WORK REQUEST =
Everything in the entries below must be reproduced exactly, except the images.

RECORDS TO USE =
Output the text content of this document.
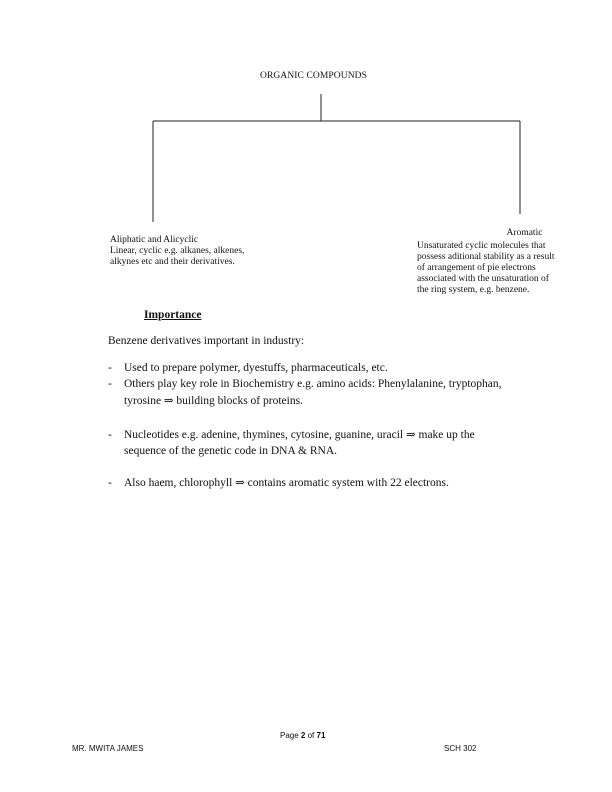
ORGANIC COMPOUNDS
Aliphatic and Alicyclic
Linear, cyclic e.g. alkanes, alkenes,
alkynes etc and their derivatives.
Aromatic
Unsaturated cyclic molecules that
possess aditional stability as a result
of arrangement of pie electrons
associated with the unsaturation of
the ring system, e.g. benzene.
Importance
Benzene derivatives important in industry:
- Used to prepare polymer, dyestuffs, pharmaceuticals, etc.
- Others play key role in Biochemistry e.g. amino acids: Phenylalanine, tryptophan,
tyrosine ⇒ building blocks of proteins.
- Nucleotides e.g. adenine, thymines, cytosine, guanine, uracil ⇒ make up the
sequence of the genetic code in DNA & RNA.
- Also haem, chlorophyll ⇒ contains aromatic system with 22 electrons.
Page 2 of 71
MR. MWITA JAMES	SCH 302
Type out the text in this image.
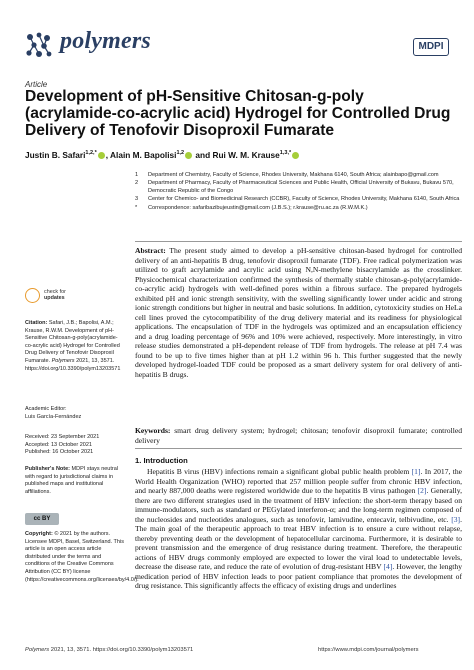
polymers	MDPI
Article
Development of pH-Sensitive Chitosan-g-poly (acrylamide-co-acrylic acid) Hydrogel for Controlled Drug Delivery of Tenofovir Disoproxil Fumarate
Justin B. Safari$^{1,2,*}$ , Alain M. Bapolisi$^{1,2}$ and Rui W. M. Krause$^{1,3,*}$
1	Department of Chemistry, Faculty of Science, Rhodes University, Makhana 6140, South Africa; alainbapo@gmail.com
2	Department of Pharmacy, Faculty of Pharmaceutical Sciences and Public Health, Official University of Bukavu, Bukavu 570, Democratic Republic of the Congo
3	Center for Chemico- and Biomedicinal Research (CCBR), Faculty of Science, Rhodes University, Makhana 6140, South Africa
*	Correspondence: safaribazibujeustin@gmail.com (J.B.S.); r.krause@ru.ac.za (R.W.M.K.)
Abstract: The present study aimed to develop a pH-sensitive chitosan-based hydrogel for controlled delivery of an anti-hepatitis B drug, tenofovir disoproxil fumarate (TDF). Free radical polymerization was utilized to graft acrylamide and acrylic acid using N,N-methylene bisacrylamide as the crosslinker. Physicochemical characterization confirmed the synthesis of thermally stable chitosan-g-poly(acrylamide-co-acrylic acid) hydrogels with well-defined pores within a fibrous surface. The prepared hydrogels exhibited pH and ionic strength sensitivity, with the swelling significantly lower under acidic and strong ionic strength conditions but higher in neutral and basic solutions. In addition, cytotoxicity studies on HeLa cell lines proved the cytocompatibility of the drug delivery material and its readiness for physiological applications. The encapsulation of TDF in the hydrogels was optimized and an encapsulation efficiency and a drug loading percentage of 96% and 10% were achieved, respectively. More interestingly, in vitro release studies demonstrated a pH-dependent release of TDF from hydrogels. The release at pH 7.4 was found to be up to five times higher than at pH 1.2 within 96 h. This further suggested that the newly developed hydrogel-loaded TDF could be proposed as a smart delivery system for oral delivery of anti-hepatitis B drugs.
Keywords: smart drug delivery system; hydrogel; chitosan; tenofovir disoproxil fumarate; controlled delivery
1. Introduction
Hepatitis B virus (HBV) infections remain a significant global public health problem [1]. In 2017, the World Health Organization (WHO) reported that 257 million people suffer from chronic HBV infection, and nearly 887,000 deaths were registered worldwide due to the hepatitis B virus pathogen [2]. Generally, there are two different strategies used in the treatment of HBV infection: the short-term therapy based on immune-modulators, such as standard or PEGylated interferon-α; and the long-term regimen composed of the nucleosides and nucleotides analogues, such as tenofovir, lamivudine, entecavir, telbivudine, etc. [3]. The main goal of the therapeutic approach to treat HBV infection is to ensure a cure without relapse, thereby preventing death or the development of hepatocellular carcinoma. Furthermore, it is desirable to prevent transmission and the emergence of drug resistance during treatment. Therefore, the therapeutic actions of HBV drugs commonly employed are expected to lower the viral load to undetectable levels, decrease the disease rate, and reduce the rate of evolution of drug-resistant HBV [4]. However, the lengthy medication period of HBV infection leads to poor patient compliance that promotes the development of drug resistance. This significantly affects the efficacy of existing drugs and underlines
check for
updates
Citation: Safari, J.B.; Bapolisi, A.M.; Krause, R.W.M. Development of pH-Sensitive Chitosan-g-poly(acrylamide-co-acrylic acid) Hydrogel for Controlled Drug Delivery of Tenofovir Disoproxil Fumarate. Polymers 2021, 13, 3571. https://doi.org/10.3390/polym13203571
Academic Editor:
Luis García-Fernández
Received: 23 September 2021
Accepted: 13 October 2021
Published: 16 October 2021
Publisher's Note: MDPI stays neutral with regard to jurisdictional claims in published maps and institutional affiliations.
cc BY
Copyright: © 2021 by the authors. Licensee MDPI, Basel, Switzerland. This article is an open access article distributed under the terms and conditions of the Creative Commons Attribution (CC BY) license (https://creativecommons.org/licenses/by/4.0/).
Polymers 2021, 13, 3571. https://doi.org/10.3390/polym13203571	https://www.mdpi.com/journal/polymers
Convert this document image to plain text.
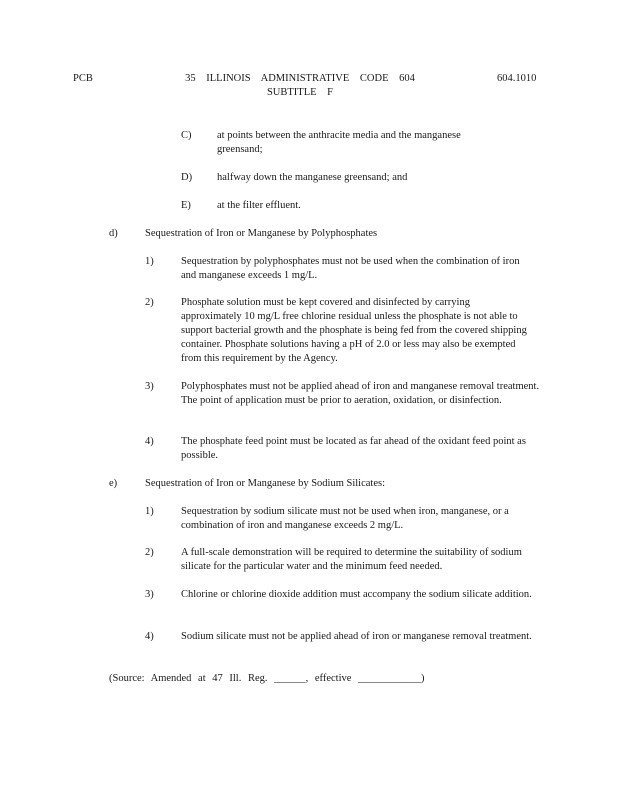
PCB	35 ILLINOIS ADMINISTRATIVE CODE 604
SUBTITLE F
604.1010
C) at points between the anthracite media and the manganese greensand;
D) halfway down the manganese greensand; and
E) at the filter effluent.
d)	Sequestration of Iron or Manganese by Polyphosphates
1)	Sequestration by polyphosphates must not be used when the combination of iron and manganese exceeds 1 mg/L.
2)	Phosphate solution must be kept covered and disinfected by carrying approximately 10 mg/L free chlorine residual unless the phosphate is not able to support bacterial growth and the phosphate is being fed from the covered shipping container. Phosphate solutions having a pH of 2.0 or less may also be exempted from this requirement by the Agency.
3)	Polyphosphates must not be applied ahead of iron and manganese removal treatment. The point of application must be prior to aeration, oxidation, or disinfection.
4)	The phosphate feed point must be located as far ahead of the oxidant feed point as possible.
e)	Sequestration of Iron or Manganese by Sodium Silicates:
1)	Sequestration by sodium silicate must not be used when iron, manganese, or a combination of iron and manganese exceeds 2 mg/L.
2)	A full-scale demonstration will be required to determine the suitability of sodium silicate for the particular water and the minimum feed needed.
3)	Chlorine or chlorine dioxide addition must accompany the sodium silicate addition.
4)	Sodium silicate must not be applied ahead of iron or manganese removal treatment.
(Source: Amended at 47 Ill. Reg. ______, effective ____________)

TASK RESPONSE =
Output the text content of this document.
ORGANIC COMPOUNDS
Aliphatic and Alicyclic
Linear, cyclic e.g. alkanes, alkenes,
alkynes etc and their derivatives.
Aromatic
Unsaturated cyclic molecules that
possess aditional stability as a result
of arrangement of pie electrons
associated with the unsaturation of
the ring system, e.g. benzene.
Importance
Benzene derivatives important in industry:
- Used to prepare polymer, dyestuffs, pharmaceuticals, etc.
- Others play key role in Biochemistry e.g. amino acids: Phenylalanine, tryptophan,
tyrosine ⇒ building blocks of proteins.
- Nucleotides e.g. adenine, thymines, cytosine, guanine, uracil ⇒ make up the
sequence of the genetic code in DNA & RNA.
- Also haem, chlorophyll ⇒ contains aromatic system with 22 electrons.
Page 2 of 71
MR. MWITA JAMES	SCH 302
Type out the text in this image.
polymers	MDPI
Article
Development of pH-Sensitive Chitosan-g-poly (acrylamide-co-acrylic acid) Hydrogel for Controlled Drug Delivery of Tenofovir Disoproxil Fumarate
Justin B. Safari$^{1,2,*}$ , Alain M. Bapolisi$^{1,2}$ and Rui W. M. Krause$^{1,3,*}$
1	Department of Chemistry, Faculty of Science, Rhodes University, Makhana 6140, South Africa; alainbapo@gmail.com
2	Department of Pharmacy, Faculty of Pharmaceutical Sciences and Public Health, Official University of Bukavu, Bukavu 570, Democratic Republic of the Congo
3	Center for Chemico- and Biomedicinal Research (CCBR), Faculty of Science, Rhodes University, Makhana 6140, South Africa
*	Correspondence: safaribazibujeustin@gmail.com (J.B.S.); r.krause@ru.ac.za (R.W.M.K.)
Abstract: The present study aimed to develop a pH-sensitive chitosan-based hydrogel for controlled delivery of an anti-hepatitis B drug, tenofovir disoproxil fumarate (TDF). Free radical polymerization was utilized to graft acrylamide and acrylic acid using N,N-methylene bisacrylamide as the crosslinker. Physicochemical characterization confirmed the synthesis of thermally stable chitosan-g-poly(acrylamide-co-acrylic acid) hydrogels with well-defined pores within a fibrous surface. The prepared hydrogels exhibited pH and ionic strength sensitivity, with the swelling significantly lower under acidic and strong ionic strength conditions but higher in neutral and basic solutions. In addition, cytotoxicity studies on HeLa cell lines proved the cytocompatibility of the drug delivery material and its readiness for physiological applications. The encapsulation of TDF in the hydrogels was optimized and an encapsulation efficiency and a drug loading percentage of 96% and 10% were achieved, respectively. More interestingly, in vitro release studies demonstrated a pH-dependent release of TDF from hydrogels. The release at pH 7.4 was found to be up to five times higher than at pH 1.2 within 96 h. This further suggested that the newly developed hydrogel-loaded TDF could be proposed as a smart delivery system for oral delivery of anti-hepatitis B drugs.
Keywords: smart drug delivery system; hydrogel; chitosan; tenofovir disoproxil fumarate; controlled delivery
1. Introduction
Hepatitis B virus (HBV) infections remain a significant global public health problem [1]. In 2017, the World Health Organization (WHO) reported that 257 million people suffer from chronic HBV infection, and nearly 887,000 deaths were registered worldwide due to the hepatitis B virus pathogen [2]. Generally, there are two different strategies used in the treatment of HBV infection: the short-term therapy based on immune-modulators, such as standard or PEGylated interferon-α; and the long-term regimen composed of the nucleosides and nucleotides analogues, such as tenofovir, lamivudine, entecavir, telbivudine, etc. [3]. The main goal of the therapeutic approach to treat HBV infection is to ensure a cure without relapse, thereby preventing death or the development of hepatocellular carcinoma. Furthermore, it is desirable to prevent transmission and the emergence of drug resistance during treatment. Therefore, the therapeutic actions of HBV drugs commonly employed are expected to lower the viral load to undetectable levels, decrease the disease rate, and reduce the rate of evolution of drug-resistant HBV [4]. However, the lengthy medication period of HBV infection leads to poor patient compliance that promotes the development of drug resistance. This significantly affects the efficacy of existing drugs and underlines
check for
updates
Citation: Safari, J.B.; Bapolisi, A.M.; Krause, R.W.M. Development of pH-Sensitive Chitosan-g-poly(acrylamide-co-acrylic acid) Hydrogel for Controlled Drug Delivery of Tenofovir Disoproxil Fumarate. Polymers 2021, 13, 3571. https://doi.org/10.3390/polym13203571
Academic Editor:
Luis García-Fernández
Received: 23 September 2021
Accepted: 13 October 2021
Published: 16 October 2021
Publisher's Note: MDPI stays neutral with regard to jurisdictional claims in published maps and institutional affiliations.
cc BY
Copyright: © 2021 by the authors. Licensee MDPI, Basel, Switzerland. This article is an open access article distributed under the terms and conditions of the Creative Commons Attribution (CC BY) license (https://creativecommons.org/licenses/by/4.0/).
Polymers 2021, 13, 3571. https://doi.org/10.3390/polym13203571	https://www.mdpi.com/journal/polymers
Convert this document image to plain text.
PCB	35 ILLINOIS ADMINISTRATIVE CODE 604
SUBTITLE F
604.1010
C) at points between the anthracite media and the manganese greensand;
D) halfway down the manganese greensand; and
E) at the filter effluent.
d)	Sequestration of Iron or Manganese by Polyphosphates
1)	Sequestration by polyphosphates must not be used when the combination of iron and manganese exceeds 1 mg/L.
2)	Phosphate solution must be kept covered and disinfected by carrying approximately 10 mg/L free chlorine residual unless the phosphate is not able to support bacterial growth and the phosphate is being fed from the covered shipping container. Phosphate solutions having a pH of 2.0 or less may also be exempted from this requirement by the Agency.
3)	Polyphosphates must not be applied ahead of iron and manganese removal treatment. The point of application must be prior to aeration, oxidation, or disinfection.
4)	The phosphate feed point must be located as far ahead of the oxidant feed point as possible.
e)	Sequestration of Iron or Manganese by Sodium Silicates:
1)	Sequestration by sodium silicate must not be used when iron, manganese, or a combination of iron and manganese exceeds 2 mg/L.
2)	A full-scale demonstration will be required to determine the suitability of sodium silicate for the particular water and the minimum feed needed.
3)	Chlorine or chlorine dioxide addition must accompany the sodium silicate addition.
4)	Sodium silicate must not be applied ahead of iron or manganese removal treatment.
(Source: Amended at 47 Ill. Reg. ______, effective ____________)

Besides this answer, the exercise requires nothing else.